**Problem:** Print all the data, keeping every line exactly as it is.

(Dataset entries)
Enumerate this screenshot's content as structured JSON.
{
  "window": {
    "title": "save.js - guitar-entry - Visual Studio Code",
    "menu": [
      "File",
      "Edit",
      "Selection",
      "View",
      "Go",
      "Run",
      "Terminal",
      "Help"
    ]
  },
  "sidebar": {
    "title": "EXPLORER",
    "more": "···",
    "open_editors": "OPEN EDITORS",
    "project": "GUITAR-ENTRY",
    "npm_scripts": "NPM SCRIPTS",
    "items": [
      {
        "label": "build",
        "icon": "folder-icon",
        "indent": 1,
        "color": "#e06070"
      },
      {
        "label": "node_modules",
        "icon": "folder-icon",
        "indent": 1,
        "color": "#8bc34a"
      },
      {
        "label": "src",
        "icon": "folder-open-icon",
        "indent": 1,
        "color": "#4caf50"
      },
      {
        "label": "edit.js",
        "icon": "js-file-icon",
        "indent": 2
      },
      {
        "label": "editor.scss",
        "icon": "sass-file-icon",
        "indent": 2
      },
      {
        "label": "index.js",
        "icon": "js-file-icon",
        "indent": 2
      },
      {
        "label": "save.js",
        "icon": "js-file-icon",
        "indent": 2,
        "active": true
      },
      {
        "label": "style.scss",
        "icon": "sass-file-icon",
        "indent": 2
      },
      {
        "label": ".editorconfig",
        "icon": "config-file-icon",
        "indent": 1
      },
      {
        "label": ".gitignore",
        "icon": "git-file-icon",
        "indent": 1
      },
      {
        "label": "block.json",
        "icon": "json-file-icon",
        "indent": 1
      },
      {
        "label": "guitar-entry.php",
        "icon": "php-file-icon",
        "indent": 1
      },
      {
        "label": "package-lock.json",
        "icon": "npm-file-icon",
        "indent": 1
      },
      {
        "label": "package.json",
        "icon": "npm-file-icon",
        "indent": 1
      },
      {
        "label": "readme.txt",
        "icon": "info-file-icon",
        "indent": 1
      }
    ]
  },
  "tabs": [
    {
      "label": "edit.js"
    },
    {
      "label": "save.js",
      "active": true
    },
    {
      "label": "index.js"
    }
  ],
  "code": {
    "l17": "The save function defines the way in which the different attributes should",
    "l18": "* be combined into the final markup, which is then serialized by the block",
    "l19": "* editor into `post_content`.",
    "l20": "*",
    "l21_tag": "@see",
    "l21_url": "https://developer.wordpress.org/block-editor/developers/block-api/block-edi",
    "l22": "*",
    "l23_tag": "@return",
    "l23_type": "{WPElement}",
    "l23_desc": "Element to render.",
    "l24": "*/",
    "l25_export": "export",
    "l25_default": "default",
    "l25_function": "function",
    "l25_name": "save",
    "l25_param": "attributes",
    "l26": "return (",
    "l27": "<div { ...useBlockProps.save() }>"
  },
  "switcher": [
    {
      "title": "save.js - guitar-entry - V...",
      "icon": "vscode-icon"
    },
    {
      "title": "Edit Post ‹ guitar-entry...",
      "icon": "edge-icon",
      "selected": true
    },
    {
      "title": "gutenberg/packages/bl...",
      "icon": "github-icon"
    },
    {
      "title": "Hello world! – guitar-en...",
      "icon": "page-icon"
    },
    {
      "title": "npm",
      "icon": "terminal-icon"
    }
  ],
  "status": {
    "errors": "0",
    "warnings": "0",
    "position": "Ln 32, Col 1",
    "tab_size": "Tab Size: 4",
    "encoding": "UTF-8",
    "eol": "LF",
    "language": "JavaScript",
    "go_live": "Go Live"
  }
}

**Task response:**
Enumerate this screenshot's content as structured JSON.
{
  "window": {
    "title": "save.js - guitar-entry - Visual Studio Code",
    "menu": [
      "File",
      "Edit",
      "Selection",
      "View",
      "Go",
      "Run",
      "Terminal",
      "Help"
    ]
  },
  "sidebar": {
    "title": "EXPLORER",
    "more": "···",
    "open_editors": "OPEN EDITORS",
    "project": "GUITAR-ENTRY",
    "npm_scripts": "NPM SCRIPTS",
    "items": [
      {
        "label": "build",
        "icon": "folder-icon",
        "indent": 1,
        "color": "#e06070"
      },
      {
        "label": "node_modules",
        "icon": "folder-icon",
        "indent": 1,
        "color": "#8bc34a"
      },
      {
        "label": "src",
        "icon": "folder-open-icon",
        "indent": 1,
        "color": "#4caf50"
      },
      {
        "label": "edit.js",
        "icon": "js-file-icon",
        "indent": 2
      },
      {
        "label": "editor.scss",
        "icon": "sass-file-icon",
        "indent": 2
      },
      {
        "label": "index.js",
        "icon": "js-file-icon",
        "indent": 2
      },
      {
        "label": "save.js",
        "icon": "js-file-icon",
        "indent": 2,
        "active": true
      },
      {
        "label": "style.scss",
        "icon": "sass-file-icon",
        "indent": 2
      },
      {
        "label": ".editorconfig",
        "icon": "config-file-icon",
        "indent": 1
      },
      {
        "label": ".gitignore",
        "icon": "git-file-icon",
        "indent": 1
      },
      {
        "label": "block.json",
        "icon": "json-file-icon",
        "indent": 1
      },
      {
        "label": "guitar-entry.php",
        "icon": "php-file-icon",
        "indent": 1
      },
      {
        "label": "package-lock.json",
        "icon": "npm-file-icon",
        "indent": 1
      },
      {
        "label": "package.json",
        "icon": "npm-file-icon",
        "indent": 1
      },
      {
        "label": "readme.txt",
        "icon": "info-file-icon",
        "indent": 1
      }
    ]
  },
  "tabs": [
    {
      "label": "edit.js"
    },
    {
      "label": "save.js",
      "active": true
    },
    {
      "label": "index.js"
    }
  ],
  "code": {
    "l17": "The save function defines the way in which the different attributes should",
    "l18": "* be combined into the final markup, which is then serialized by the block",
    "l19": "* editor into `post_content`.",
    "l20": "*",
    "l21_tag": "@see",
    "l21_url": "https://developer.wordpress.org/block-editor/developers/block-api/block-edi",
    "l22": "*",
    "l23_tag": "@return",
    "l23_type": "{WPElement}",
    "l23_desc": "Element to render.",
    "l24": "*/",
    "l25_export": "export",
    "l25_default": "default",
    "l25_function": "function",
    "l25_name": "save",
    "l25_param": "attributes",
    "l26": "return (",
    "l27": "<div { ...useBlockProps.save() }>"
  },
  "switcher": [
    {
      "title": "save.js - guitar-entry - V...",
      "icon": "vscode-icon"
    },
    {
      "title": "Edit Post ‹ guitar-entry...",
      "icon": "edge-icon",
      "selected": true
    },
    {
      "title": "gutenberg/packages/bl...",
      "icon": "github-icon"
    },
    {
      "title": "Hello world! – guitar-en...",
      "icon": "page-icon"
    },
    {
      "title": "npm",
      "icon": "terminal-icon"
    }
  ],
  "status": {
    "errors": "0",
    "warnings": "0",
    "position": "Ln 32, Col 1",
    "tab_size": "Tab Size: 4",
    "encoding": "UTF-8",
    "eol": "LF",
    "language": "JavaScript",
    "go_live": "Go Live"
  }
}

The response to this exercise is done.